DIRECTIONS FOR THIS TASK. Take the data that follows and retype it word for word.
======== DATA EXCERPTS
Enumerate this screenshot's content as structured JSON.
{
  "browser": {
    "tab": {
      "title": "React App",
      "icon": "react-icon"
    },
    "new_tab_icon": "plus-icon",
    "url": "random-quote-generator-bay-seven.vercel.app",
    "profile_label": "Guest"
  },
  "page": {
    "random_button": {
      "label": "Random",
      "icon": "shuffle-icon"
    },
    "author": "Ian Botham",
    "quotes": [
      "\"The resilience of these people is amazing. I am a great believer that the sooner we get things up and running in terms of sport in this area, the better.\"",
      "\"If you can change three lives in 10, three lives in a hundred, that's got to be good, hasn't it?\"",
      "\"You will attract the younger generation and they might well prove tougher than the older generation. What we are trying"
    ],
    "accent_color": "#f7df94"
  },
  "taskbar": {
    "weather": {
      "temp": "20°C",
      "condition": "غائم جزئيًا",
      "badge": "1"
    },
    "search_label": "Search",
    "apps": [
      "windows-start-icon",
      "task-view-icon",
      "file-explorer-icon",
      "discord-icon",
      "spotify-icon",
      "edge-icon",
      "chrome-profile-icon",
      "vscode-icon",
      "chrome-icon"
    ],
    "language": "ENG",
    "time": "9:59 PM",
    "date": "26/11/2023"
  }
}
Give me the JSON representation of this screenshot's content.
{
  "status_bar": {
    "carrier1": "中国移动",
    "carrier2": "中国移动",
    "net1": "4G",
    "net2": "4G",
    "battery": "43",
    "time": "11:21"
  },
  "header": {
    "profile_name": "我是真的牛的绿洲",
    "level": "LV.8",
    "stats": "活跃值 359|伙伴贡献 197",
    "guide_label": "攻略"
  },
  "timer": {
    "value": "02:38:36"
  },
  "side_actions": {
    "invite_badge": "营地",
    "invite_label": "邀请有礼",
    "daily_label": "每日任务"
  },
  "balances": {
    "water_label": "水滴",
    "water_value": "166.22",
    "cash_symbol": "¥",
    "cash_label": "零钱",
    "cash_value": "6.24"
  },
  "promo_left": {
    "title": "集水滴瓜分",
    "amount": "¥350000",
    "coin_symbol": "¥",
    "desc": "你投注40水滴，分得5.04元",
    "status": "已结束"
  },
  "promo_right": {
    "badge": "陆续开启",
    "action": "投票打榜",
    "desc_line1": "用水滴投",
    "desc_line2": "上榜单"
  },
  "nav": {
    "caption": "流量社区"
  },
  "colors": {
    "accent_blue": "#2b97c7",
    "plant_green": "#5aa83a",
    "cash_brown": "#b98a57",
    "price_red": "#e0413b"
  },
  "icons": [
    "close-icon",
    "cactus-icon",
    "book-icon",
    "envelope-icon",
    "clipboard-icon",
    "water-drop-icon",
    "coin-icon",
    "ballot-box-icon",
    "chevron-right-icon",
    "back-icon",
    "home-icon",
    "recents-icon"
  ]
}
================
SOLUTION TO THE PROBLEM.
Enumerate this screenshot's content as structured JSON.
{
  "browser": {
    "tab": {
      "title": "React App",
      "icon": "react-icon"
    },
    "new_tab_icon": "plus-icon",
    "url": "random-quote-generator-bay-seven.vercel.app",
    "profile_label": "Guest"
  },
  "page": {
    "random_button": {
      "label": "Random",
      "icon": "shuffle-icon"
    },
    "author": "Ian Botham",
    "quotes": [
      "\"The resilience of these people is amazing. I am a great believer that the sooner we get things up and running in terms of sport in this area, the better.\"",
      "\"If you can change three lives in 10, three lives in a hundred, that's got to be good, hasn't it?\"",
      "\"You will attract the younger generation and they might well prove tougher than the older generation. What we are trying"
    ],
    "accent_color": "#f7df94"
  },
  "taskbar": {
    "weather": {
      "temp": "20°C",
      "condition": "غائم جزئيًا",
      "badge": "1"
    },
    "search_label": "Search",
    "apps": [
      "windows-start-icon",
      "task-view-icon",
      "file-explorer-icon",
      "discord-icon",
      "spotify-icon",
      "edge-icon",
      "chrome-profile-icon",
      "vscode-icon",
      "chrome-icon"
    ],
    "language": "ENG",
    "time": "9:59 PM",
    "date": "26/11/2023"
  }
}
Give me the JSON representation of this screenshot's content.
{
  "status_bar": {
    "carrier1": "中国移动",
    "carrier2": "中国移动",
    "net1": "4G",
    "net2": "4G",
    "battery": "43",
    "time": "11:21"
  },
  "header": {
    "profile_name": "我是真的牛的绿洲",
    "level": "LV.8",
    "stats": "活跃值 359|伙伴贡献 197",
    "guide_label": "攻略"
  },
  "timer": {
    "value": "02:38:36"
  },
  "side_actions": {
    "invite_badge": "营地",
    "invite_label": "邀请有礼",
    "daily_label": "每日任务"
  },
  "balances": {
    "water_label": "水滴",
    "water_value": "166.22",
    "cash_symbol": "¥",
    "cash_label": "零钱",
    "cash_value": "6.24"
  },
  "promo_left": {
    "title": "集水滴瓜分",
    "amount": "¥350000",
    "coin_symbol": "¥",
    "desc": "你投注40水滴，分得5.04元",
    "status": "已结束"
  },
  "promo_right": {
    "badge": "陆续开启",
    "action": "投票打榜",
    "desc_line1": "用水滴投",
    "desc_line2": "上榜单"
  },
  "nav": {
    "caption": "流量社区"
  },
  "colors": {
    "accent_blue": "#2b97c7",
    "plant_green": "#5aa83a",
    "cash_brown": "#b98a57",
    "price_red": "#e0413b"
  },
  "icons": [
    "close-icon",
    "cactus-icon",
    "book-icon",
    "envelope-icon",
    "clipboard-icon",
    "water-drop-icon",
    "coin-icon",
    "ballot-box-icon",
    "chevron-right-icon",
    "back-icon",
    "home-icon",
    "recents-icon"
  ]
}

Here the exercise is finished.